Extracted text:
-*-
Todd distrusted big companies, and pushed O'Brien to take on the job
himself, but the professor had other plans. After 14 years heading the
Institute of Optics, he was about to become vice president of research at
American Optical in Southbridge, Mass. The venerable company wanted
O'Brien to use his contacts and energy to start a showcase research
laboratory. O'Brien thought Todd's project might fit with those plans.
Initially wary of the brash producer, O'Brien sent Siegmund to New York to
check out Todd and Cinerama. The young researcher saw the three
projectors, one pointing at center screen, the others pointing at the
sides. Developed by engineer Fred
Waller, the projectors blocked prime seats and cost $75,000
(Note 4)
-*-
Provided data:

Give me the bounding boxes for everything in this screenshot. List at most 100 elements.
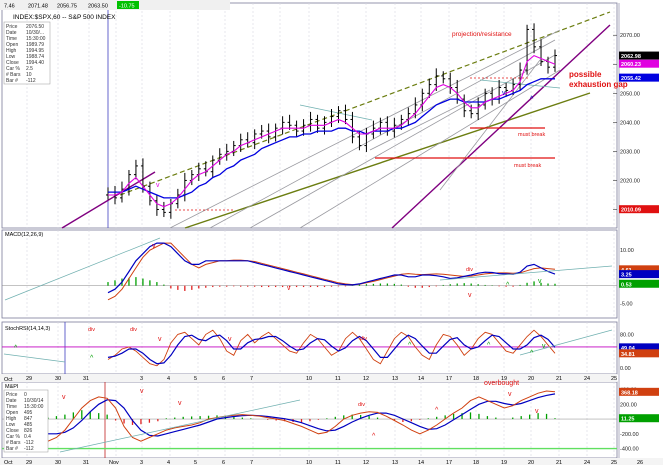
-*-
Tasks to perform:
A: In the passage about O'Brien and Todd's project, how many years had O'Brien headed the Institute of Optics before his move to American Optical?
B: Write the next part of the account of O'Brien, Todd, and the Cinerama projectors, picking up after its final sentence.

The answers:
A: 14 years

B:
-- enough to buy a fleet of new 1953 Cadillacs. They also left two seams
visible in the picture. However, Siegmund, a movie fan, was as impressed
as the rest of the audience. O'Brien had worried about brightness, but
Sigmund's light meter showed Cinerama was brighter than ordinary movies
because each projector illuminated only part of the screen. He summarized
his reaction when he returned to Rochester: "Wow!"
(Note 5)
After weeks of futilely courting O'Brien, Todd finally agreed to work with
American Optical. The physicist invited the producer to visit Southbridge
the following Tuesday and have lunch with company president Walter
Stewart. Todd arrived on a chartered a plane from New York. After shaking
hands with O'Brien and Stewart, he laid a certified check for $60,000 on
Stewart's desk and said, "Let's talk business."
(Note 6)
It was a typical Todd performance, and had the desired effect. In 1953,
Todd's check was a year's salary for a dozen top engineers. Stewart may
have been dazzled by Hollywood glamour, but he could rationalize the idea
of moving American Optical beyond its traditional markets of spectacles
and optical instruments. He and Todd agreed to form a venture named
Todd-AO, with Todd to set up a fund to pay American Optical for
development costs.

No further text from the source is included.